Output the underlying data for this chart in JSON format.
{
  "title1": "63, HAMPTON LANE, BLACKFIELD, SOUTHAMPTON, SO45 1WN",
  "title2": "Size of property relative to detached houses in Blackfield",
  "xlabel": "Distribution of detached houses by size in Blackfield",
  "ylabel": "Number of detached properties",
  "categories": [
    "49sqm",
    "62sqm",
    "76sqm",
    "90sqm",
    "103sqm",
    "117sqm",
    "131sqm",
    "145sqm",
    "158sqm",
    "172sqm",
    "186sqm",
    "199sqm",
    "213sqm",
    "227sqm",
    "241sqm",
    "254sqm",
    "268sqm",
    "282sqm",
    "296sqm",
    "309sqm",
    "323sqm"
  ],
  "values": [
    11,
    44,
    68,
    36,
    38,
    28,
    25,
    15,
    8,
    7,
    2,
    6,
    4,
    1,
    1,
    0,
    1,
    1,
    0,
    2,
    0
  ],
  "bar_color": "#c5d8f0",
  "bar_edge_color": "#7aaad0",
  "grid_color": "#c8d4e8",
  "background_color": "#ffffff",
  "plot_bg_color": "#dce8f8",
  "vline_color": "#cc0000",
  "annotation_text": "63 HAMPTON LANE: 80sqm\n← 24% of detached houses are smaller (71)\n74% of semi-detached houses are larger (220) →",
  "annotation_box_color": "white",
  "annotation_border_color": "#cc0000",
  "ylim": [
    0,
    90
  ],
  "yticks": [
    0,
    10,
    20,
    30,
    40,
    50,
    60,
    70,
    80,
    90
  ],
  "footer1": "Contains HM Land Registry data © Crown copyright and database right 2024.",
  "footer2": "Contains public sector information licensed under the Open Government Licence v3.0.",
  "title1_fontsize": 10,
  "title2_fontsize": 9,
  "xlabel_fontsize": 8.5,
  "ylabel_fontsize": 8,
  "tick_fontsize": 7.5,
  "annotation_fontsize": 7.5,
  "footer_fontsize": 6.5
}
|---|
Exercise description – Your task is to repeat the data exactly, with nothing left out.

Worked solution –
Output the underlying data for this chart in JSON format.
{
  "title1": "63, HAMPTON LANE, BLACKFIELD, SOUTHAMPTON, SO45 1WN",
  "title2": "Size of property relative to detached houses in Blackfield",
  "xlabel": "Distribution of detached houses by size in Blackfield",
  "ylabel": "Number of detached properties",
  "categories": [
    "49sqm",
    "62sqm",
    "76sqm",
    "90sqm",
    "103sqm",
    "117sqm",
    "131sqm",
    "145sqm",
    "158sqm",
    "172sqm",
    "186sqm",
    "199sqm",
    "213sqm",
    "227sqm",
    "241sqm",
    "254sqm",
    "268sqm",
    "282sqm",
    "296sqm",
    "309sqm",
    "323sqm"
  ],
  "values": [
    11,
    44,
    68,
    36,
    38,
    28,
    25,
    15,
    8,
    7,
    2,
    6,
    4,
    1,
    1,
    0,
    1,
    1,
    0,
    2,
    0
  ],
  "bar_color": "#c5d8f0",
  "bar_edge_color": "#7aaad0",
  "grid_color": "#c8d4e8",
  "background_color": "#ffffff",
  "plot_bg_color": "#dce8f8",
  "vline_color": "#cc0000",
  "annotation_text": "63 HAMPTON LANE: 80sqm\n← 24% of detached houses are smaller (71)\n74% of semi-detached houses are larger (220) →",
  "annotation_box_color": "white",
  "annotation_border_color": "#cc0000",
  "ylim": [
    0,
    90
  ],
  "yticks": [
    0,
    10,
    20,
    30,
    40,
    50,
    60,
    70,
    80,
    90
  ],
  "footer1": "Contains HM Land Registry data © Crown copyright and database right 2024.",
  "footer2": "Contains public sector information licensed under the Open Government Licence v3.0.",
  "title1_fontsize": 10,
  "title2_fontsize": 9,
  "xlabel_fontsize": 8.5,
  "ylabel_fontsize": 8,
  "tick_fontsize": 7.5,
  "annotation_fontsize": 7.5,
  "footer_fontsize": 6.5
}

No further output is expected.